= EXCERPTED RECORDS =
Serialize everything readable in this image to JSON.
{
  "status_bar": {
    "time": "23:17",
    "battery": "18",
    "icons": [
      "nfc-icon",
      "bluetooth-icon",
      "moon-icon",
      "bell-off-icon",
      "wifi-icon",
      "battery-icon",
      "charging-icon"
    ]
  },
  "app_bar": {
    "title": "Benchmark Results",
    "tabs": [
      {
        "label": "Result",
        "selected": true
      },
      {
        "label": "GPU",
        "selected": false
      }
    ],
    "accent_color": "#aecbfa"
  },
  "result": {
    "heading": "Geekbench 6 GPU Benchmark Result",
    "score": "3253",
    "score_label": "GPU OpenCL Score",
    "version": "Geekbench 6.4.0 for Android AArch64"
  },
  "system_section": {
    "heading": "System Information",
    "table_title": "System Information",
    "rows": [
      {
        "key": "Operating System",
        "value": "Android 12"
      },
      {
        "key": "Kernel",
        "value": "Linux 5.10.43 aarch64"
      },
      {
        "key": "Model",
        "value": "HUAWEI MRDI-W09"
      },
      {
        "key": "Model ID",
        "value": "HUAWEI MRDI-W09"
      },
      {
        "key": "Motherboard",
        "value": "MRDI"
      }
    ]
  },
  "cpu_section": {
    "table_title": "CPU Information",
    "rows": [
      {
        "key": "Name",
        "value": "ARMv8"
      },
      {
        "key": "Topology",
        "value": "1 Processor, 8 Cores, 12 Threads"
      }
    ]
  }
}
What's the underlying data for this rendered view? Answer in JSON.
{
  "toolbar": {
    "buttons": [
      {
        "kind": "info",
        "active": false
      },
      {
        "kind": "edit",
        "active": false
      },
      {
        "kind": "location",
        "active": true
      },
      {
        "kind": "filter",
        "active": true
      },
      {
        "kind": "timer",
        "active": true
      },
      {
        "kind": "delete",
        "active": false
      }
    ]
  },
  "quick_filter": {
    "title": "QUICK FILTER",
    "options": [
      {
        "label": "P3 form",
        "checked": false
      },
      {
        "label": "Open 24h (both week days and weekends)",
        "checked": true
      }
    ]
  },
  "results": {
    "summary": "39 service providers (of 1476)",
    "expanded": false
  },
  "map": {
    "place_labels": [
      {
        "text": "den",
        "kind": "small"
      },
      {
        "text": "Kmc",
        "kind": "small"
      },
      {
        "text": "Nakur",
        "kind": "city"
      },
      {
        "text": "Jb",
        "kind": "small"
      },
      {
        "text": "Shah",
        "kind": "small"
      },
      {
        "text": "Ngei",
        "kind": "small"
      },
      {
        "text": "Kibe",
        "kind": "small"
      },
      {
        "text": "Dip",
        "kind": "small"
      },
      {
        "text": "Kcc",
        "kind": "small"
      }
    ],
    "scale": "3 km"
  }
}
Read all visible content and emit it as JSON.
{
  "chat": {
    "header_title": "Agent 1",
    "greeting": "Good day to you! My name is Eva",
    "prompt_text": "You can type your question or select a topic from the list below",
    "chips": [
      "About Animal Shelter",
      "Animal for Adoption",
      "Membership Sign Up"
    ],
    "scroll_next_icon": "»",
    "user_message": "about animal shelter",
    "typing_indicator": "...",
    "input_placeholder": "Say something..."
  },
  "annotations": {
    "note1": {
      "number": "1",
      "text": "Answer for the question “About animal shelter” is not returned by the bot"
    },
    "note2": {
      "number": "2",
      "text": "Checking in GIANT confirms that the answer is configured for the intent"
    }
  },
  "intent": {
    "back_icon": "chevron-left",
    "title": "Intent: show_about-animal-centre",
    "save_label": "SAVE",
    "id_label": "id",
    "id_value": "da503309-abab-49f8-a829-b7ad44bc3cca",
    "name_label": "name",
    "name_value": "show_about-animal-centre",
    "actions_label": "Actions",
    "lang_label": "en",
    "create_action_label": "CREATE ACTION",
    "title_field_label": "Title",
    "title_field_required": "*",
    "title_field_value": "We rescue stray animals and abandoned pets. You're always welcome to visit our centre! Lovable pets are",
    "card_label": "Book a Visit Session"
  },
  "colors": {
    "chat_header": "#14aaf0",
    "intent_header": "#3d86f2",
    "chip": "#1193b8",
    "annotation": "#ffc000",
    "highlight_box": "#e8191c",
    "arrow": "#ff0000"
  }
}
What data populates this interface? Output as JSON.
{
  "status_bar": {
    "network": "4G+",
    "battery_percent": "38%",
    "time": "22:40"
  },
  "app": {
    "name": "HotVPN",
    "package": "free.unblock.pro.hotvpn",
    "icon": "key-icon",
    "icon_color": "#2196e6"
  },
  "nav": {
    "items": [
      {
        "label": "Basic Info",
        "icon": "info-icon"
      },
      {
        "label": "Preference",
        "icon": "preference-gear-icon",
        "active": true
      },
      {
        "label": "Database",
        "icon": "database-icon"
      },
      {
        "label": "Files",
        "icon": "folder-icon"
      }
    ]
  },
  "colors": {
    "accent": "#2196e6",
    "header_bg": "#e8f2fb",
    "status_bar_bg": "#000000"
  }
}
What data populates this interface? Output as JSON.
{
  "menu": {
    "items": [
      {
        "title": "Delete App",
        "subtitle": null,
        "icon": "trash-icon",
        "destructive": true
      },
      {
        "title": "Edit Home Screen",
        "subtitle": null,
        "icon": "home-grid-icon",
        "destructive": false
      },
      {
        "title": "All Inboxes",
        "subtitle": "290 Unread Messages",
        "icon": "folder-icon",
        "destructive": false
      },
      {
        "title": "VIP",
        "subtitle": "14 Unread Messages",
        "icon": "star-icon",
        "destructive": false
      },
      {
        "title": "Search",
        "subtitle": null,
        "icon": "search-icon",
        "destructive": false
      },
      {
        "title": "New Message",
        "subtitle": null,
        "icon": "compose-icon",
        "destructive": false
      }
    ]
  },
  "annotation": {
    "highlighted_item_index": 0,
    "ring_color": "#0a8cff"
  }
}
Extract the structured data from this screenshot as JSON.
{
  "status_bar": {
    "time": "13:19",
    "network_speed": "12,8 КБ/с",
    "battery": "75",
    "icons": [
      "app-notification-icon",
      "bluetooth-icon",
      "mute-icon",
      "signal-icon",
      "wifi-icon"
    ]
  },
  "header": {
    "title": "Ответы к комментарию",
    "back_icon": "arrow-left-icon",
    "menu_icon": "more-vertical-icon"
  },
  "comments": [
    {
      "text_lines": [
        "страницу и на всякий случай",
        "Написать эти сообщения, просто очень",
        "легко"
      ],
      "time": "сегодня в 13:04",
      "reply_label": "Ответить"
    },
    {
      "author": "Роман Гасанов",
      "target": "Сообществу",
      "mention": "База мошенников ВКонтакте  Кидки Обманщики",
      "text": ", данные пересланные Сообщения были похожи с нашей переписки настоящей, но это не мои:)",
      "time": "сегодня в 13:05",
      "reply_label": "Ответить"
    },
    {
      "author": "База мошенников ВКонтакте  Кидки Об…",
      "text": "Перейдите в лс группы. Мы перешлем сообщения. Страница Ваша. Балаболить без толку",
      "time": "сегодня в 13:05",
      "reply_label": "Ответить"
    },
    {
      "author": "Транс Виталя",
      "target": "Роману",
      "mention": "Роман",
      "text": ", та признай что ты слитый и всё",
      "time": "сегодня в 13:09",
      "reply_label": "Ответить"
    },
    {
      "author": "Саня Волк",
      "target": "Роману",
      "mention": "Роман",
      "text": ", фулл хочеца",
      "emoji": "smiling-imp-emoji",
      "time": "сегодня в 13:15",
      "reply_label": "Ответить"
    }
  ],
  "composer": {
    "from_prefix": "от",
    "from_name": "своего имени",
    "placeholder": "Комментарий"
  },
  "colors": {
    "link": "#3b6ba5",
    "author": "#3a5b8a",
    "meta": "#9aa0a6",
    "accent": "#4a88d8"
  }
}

= BRIEF =
In the entries above, find every line holding the word "Android" and copy it out.

= WRITTEN RESPONSE =
    "version": "Geekbench 6.4.0 for Android AArch64"
        "value": "Android 12"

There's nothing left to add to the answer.